**Exercise description:**
Select, from the data, each line where "this" occurs.

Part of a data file
—————

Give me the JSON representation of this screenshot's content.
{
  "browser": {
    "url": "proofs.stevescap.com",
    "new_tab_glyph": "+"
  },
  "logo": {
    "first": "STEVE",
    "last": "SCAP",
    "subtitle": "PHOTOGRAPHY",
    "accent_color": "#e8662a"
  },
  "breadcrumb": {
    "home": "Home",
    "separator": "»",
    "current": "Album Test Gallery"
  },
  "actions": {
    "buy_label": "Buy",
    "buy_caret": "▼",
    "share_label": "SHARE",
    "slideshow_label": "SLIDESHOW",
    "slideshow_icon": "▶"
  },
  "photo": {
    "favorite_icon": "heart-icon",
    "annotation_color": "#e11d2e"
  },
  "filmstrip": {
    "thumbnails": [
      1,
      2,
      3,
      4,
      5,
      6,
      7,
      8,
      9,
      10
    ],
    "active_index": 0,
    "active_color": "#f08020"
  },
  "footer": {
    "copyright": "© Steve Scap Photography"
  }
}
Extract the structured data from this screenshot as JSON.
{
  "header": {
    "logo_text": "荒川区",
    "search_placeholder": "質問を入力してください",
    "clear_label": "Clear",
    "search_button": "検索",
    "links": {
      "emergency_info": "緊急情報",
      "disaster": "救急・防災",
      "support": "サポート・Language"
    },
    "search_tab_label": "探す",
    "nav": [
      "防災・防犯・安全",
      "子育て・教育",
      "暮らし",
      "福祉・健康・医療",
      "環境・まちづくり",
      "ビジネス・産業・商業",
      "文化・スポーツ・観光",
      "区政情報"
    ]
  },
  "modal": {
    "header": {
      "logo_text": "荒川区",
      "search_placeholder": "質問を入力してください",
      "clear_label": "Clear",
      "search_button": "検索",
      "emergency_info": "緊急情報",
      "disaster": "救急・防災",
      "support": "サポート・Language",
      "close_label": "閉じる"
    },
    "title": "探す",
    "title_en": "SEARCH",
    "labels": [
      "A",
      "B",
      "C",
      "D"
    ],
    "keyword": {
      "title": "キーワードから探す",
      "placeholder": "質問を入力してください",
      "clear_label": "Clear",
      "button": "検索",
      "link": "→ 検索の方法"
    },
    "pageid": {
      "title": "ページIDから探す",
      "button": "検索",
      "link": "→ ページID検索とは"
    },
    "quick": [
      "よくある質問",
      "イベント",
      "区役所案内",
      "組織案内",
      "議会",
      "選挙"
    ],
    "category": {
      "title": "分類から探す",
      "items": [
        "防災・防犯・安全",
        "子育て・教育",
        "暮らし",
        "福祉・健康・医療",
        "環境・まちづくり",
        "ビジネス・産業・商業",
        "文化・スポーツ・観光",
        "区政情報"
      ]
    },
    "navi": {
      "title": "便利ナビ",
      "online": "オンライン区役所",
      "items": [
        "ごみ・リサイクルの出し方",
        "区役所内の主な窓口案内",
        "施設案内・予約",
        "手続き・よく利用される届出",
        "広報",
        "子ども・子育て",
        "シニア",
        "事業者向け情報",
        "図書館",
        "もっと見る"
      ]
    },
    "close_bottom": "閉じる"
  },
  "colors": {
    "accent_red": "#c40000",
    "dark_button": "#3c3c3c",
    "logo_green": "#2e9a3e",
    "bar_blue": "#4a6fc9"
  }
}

—————

**Result of the exercise:**
Give me the JSON representation of this screenshot's content.
Extract the structured data from this screenshot as JSON.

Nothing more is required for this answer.